** START Entries **

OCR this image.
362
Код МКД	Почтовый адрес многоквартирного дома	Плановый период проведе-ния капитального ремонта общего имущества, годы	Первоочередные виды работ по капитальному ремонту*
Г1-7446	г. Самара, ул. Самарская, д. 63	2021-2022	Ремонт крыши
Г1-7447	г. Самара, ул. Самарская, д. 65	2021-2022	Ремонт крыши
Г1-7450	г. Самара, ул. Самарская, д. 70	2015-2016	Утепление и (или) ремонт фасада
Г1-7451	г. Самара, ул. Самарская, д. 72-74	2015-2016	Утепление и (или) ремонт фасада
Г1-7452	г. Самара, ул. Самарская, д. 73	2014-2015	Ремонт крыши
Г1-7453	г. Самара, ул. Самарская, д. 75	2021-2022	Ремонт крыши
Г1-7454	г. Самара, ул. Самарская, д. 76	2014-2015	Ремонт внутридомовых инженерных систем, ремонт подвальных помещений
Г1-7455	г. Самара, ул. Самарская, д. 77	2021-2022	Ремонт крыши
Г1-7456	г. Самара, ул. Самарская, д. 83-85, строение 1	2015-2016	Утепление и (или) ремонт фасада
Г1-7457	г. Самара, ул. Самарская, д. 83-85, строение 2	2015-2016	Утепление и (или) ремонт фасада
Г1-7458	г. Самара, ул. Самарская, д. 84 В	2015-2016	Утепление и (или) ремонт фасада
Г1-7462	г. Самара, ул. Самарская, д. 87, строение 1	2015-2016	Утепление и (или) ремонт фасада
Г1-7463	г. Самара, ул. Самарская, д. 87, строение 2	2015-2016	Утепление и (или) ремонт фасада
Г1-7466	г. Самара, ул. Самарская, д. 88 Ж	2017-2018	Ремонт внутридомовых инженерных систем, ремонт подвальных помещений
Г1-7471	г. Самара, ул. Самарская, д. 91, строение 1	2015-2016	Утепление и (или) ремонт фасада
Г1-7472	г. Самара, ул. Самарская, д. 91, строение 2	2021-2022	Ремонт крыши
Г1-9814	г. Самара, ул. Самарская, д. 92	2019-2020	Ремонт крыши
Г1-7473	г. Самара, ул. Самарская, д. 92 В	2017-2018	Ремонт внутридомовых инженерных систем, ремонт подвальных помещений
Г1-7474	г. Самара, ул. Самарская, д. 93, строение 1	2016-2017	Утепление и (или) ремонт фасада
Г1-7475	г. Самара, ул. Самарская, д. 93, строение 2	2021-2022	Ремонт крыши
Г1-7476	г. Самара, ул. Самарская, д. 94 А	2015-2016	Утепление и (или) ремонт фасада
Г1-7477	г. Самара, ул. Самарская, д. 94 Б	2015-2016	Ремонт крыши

** END Entries **

__Work to complete__. Show the lines where the word "подвальных" appears in the entries.

__Task output__.
Г1-7454	г. Самара, ул. Самарская, д. 76	2014-2015	Ремонт внутридомовых инженерных систем, ремонт подвальных помещений
Г1-7466	г. Самара, ул. Самарская, д. 88 Ж	2017-2018	Ремонт внутридомовых инженерных систем, ремонт подвальных помещений
Г1-7473	г. Самара, ул. Самарская, д. 92 В	2017-2018	Ремонт внутридомовых инженерных систем, ремонт подвальных помещений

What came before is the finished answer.